Start of Dataset records

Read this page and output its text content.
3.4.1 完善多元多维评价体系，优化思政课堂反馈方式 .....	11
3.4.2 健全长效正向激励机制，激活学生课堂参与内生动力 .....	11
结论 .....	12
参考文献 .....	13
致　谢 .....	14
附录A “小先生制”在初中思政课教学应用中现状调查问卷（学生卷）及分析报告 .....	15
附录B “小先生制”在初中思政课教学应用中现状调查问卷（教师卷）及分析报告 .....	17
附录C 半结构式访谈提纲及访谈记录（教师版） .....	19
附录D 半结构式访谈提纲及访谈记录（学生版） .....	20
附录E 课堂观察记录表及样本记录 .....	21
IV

End of Dataset records

Exercise objective: Copy out every line of the data above, exactly as given.

Response:
Read this page and output its text content.
3.4.1 完善多元多维评价体系，优化思政课堂反馈方式 .....	11
3.4.2 健全长效正向激励机制，激活学生课堂参与内生动力 .....	11
结论 .....	12
参考文献 .....	13
致　谢 .....	14
附录A “小先生制”在初中思政课教学应用中现状调查问卷（学生卷）及分析报告 .....	15
附录B “小先生制”在初中思政课教学应用中现状调查问卷（教师卷）及分析报告 .....	17
附录C 半结构式访谈提纲及访谈记录（教师版） .....	19
附录D 半结构式访谈提纲及访谈记录（学生版） .....	20
附录E 课堂观察记录表及样本记录 .....	21
IV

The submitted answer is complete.